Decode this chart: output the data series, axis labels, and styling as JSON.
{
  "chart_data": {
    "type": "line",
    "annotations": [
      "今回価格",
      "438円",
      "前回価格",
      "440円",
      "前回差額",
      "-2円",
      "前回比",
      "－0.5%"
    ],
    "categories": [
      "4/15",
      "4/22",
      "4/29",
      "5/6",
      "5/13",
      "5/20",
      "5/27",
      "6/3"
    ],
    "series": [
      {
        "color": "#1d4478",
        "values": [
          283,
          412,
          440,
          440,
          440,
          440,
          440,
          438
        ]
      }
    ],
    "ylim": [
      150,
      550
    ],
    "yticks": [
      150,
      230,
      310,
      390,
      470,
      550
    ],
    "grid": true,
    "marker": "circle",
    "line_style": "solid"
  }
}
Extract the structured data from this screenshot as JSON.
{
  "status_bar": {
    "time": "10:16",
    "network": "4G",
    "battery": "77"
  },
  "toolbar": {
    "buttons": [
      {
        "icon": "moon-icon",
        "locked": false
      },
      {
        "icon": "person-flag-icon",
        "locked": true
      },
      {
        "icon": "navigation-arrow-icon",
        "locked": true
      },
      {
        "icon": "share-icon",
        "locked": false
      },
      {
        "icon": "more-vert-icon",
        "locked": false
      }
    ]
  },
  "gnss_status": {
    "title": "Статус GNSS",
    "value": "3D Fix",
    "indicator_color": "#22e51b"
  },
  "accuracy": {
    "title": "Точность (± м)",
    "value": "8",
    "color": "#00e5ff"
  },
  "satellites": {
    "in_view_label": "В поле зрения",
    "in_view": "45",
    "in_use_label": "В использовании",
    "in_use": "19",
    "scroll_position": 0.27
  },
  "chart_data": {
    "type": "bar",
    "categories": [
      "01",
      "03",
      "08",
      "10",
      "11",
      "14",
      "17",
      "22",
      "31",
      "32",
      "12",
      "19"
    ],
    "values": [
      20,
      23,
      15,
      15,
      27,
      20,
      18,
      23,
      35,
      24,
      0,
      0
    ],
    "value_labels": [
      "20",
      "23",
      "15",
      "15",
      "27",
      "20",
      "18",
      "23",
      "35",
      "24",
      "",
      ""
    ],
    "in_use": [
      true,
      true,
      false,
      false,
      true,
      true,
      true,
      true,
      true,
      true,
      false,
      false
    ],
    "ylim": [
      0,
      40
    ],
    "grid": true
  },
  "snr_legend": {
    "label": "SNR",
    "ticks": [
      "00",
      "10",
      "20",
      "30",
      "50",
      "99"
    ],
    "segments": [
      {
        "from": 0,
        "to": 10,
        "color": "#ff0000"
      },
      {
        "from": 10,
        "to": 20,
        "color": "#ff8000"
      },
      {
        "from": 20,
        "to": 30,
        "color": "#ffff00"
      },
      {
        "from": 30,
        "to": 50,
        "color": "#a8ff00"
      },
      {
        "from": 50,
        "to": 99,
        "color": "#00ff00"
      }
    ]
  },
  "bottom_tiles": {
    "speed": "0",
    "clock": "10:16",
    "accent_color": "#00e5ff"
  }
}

# WHAT THE TASK ASKS:
Which lines hold the string "icon"? Copy all of them from the data above.

# ANSWER FOR THIS EXERCISE:
        "icon": "moon-icon",
        "icon": "person-flag-icon",
        "icon": "navigation-arrow-icon",
        "icon": "share-icon",
        "icon": "more-vert-icon",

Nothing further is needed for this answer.